Chart and figure data:
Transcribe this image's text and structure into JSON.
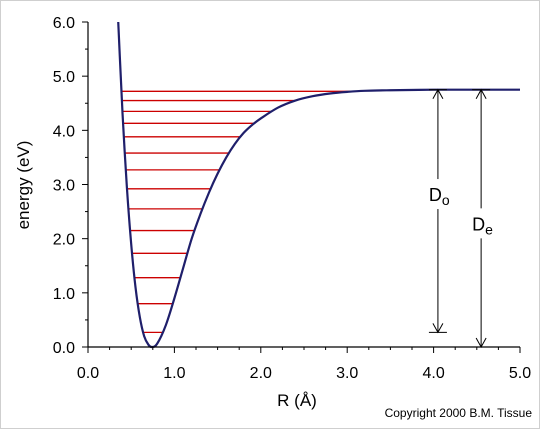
{
  "chart_data": {
    "type": "line",
    "title": "",
    "xlabel": "R (Å)",
    "ylabel": "energy (eV)",
    "xlim": [
      0.0,
      5.0
    ],
    "ylim": [
      0.0,
      6.0
    ],
    "x_ticks": [
      "0.0",
      "1.0",
      "2.0",
      "3.0",
      "4.0",
      "5.0"
    ],
    "y_ticks": [
      "0.0",
      "1.0",
      "2.0",
      "3.0",
      "4.0",
      "5.0",
      "6.0"
    ],
    "grid": false,
    "legend": "none",
    "series": [
      {
        "color": "#1f1f6b",
        "x": [
          0.35,
          0.37,
          0.4,
          0.45,
          0.5,
          0.55,
          0.6,
          0.65,
          0.7,
          0.74,
          0.8,
          0.9,
          1.0,
          1.1,
          1.2,
          1.3,
          1.4,
          1.5,
          1.6,
          1.7,
          1.8,
          1.9,
          2.0,
          2.2,
          2.4,
          2.6,
          2.8,
          3.0,
          3.2,
          3.5,
          4.0,
          4.5,
          5.0
        ],
        "y": [
          6.0,
          5.3,
          4.3,
          2.95,
          1.9,
          1.1,
          0.55,
          0.2,
          0.04,
          0.0,
          0.06,
          0.4,
          0.9,
          1.45,
          2.0,
          2.45,
          2.85,
          3.2,
          3.5,
          3.75,
          3.95,
          4.1,
          4.22,
          4.42,
          4.55,
          4.63,
          4.68,
          4.71,
          4.73,
          4.74,
          4.75,
          4.75,
          4.75
        ]
      }
    ],
    "energy_levels": {
      "color": "#cc0000",
      "y": [
        0.27,
        0.8,
        1.28,
        1.73,
        2.15,
        2.55,
        2.92,
        3.27,
        3.58,
        3.88,
        4.13,
        4.35,
        4.55,
        4.72
      ]
    },
    "annotations": {
      "D0": {
        "label": "D",
        "subscript": "o",
        "x": 4.05,
        "y_range": [
          0.27,
          4.75
        ]
      },
      "De": {
        "label": "D",
        "subscript": "e",
        "x": 4.55,
        "y_range": [
          0.0,
          4.75
        ]
      }
    }
  },
  "copyright": "Copyright 2000 B.M. Tissue"
}
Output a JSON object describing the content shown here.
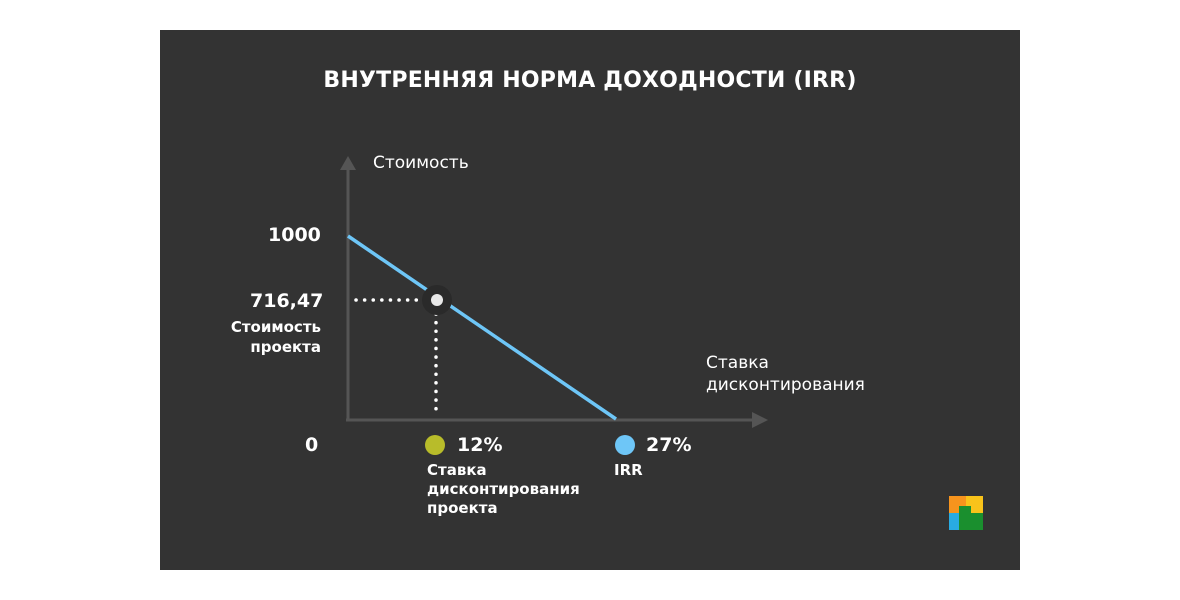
{
  "title": "ВНУТРЕННЯЯ НОРМА ДОХОДНОСТИ (IRR)",
  "colors": {
    "background": "#333333",
    "line": "#6ec6f7",
    "rate_marker": "#b8bc2a",
    "irr_marker": "#6ec6f7",
    "axis": "#555555",
    "text": "#ffffff"
  },
  "axes": {
    "y_label": "Стоимость",
    "x_label": "Ставка дисконтирования"
  },
  "ticks": {
    "y_max": "1000",
    "y_project": "716,47",
    "zero": "0"
  },
  "project_value_label": "Стоимость проекта",
  "rate": {
    "value": "12%",
    "label": "Ставка дисконтирования проекта"
  },
  "irr": {
    "value": "27%",
    "label": "IRR"
  },
  "chart_data": {
    "type": "line",
    "title": "ВНУТРЕННЯЯ НОРМА ДОХОДНОСТИ (IRR)",
    "xlabel": "Ставка дисконтирования",
    "ylabel": "Стоимость",
    "series": [
      {
        "x": [
          0,
          12,
          27
        ],
        "y": [
          1000,
          716.47,
          0
        ]
      }
    ],
    "highlight_point": {
      "x": 12,
      "y": 716.47
    },
    "annotations": [
      "12%",
      "27%",
      "716,47",
      "1000",
      "0"
    ],
    "grid": false
  },
  "logo": {
    "name": "logo-icon"
  }
}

• **TO BE DONE**
Without the pictures, transcribe the listing above exactly.

• **THE COMPLETED TASK**
Transcribe this image's text and structure into JSON.
{
  "chart_data": {
    "type": "line",
    "title": "",
    "xlabel": "R (Å)",
    "ylabel": "energy (eV)",
    "xlim": [
      0.0,
      5.0
    ],
    "ylim": [
      0.0,
      6.0
    ],
    "x_ticks": [
      "0.0",
      "1.0",
      "2.0",
      "3.0",
      "4.0",
      "5.0"
    ],
    "y_ticks": [
      "0.0",
      "1.0",
      "2.0",
      "3.0",
      "4.0",
      "5.0",
      "6.0"
    ],
    "grid": false,
    "legend": "none",
    "series": [
      {
        "color": "#1f1f6b",
        "x": [
          0.35,
          0.37,
          0.4,
          0.45,
          0.5,
          0.55,
          0.6,
          0.65,
          0.7,
          0.74,
          0.8,
          0.9,
          1.0,
          1.1,
          1.2,
          1.3,
          1.4,
          1.5,
          1.6,
          1.7,
          1.8,
          1.9,
          2.0,
          2.2,
          2.4,
          2.6,
          2.8,
          3.0,
          3.2,
          3.5,
          4.0,
          4.5,
          5.0
        ],
        "y": [
          6.0,
          5.3,
          4.3,
          2.95,
          1.9,
          1.1,
          0.55,
          0.2,
          0.04,
          0.0,
          0.06,
          0.4,
          0.9,
          1.45,
          2.0,
          2.45,
          2.85,
          3.2,
          3.5,
          3.75,
          3.95,
          4.1,
          4.22,
          4.42,
          4.55,
          4.63,
          4.68,
          4.71,
          4.73,
          4.74,
          4.75,
          4.75,
          4.75
        ]
      }
    ],
    "energy_levels": {
      "color": "#cc0000",
      "y": [
        0.27,
        0.8,
        1.28,
        1.73,
        2.15,
        2.55,
        2.92,
        3.27,
        3.58,
        3.88,
        4.13,
        4.35,
        4.55,
        4.72
      ]
    },
    "annotations": {
      "D0": {
        "label": "D",
        "subscript": "o",
        "x": 4.05,
        "y_range": [
          0.27,
          4.75
        ]
      },
      "De": {
        "label": "D",
        "subscript": "e",
        "x": 4.55,
        "y_range": [
          0.0,
          4.75
        ]
      }
    }
  },
  "copyright": "Copyright 2000 B.M. Tissue"
}
Output a JSON object describing the content shown here.
{
  "title": "ВНУТРЕННЯЯ НОРМА ДОХОДНОСТИ (IRR)",
  "colors": {
    "background": "#333333",
    "line": "#6ec6f7",
    "rate_marker": "#b8bc2a",
    "irr_marker": "#6ec6f7",
    "axis": "#555555",
    "text": "#ffffff"
  },
  "axes": {
    "y_label": "Стоимость",
    "x_label": "Ставка дисконтирования"
  },
  "ticks": {
    "y_max": "1000",
    "y_project": "716,47",
    "zero": "0"
  },
  "project_value_label": "Стоимость проекта",
  "rate": {
    "value": "12%",
    "label": "Ставка дисконтирования проекта"
  },
  "irr": {
    "value": "27%",
    "label": "IRR"
  },
  "chart_data": {
    "type": "line",
    "title": "ВНУТРЕННЯЯ НОРМА ДОХОДНОСТИ (IRR)",
    "xlabel": "Ставка дисконтирования",
    "ylabel": "Стоимость",
    "series": [
      {
        "x": [
          0,
          12,
          27
        ],
        "y": [
          1000,
          716.47,
          0
        ]
      }
    ],
    "highlight_point": {
      "x": 12,
      "y": 716.47
    },
    "annotations": [
      "12%",
      "27%",
      "716,47",
      "1000",
      "0"
    ],
    "grid": false
  },
  "logo": {
    "name": "logo-icon"
  }
}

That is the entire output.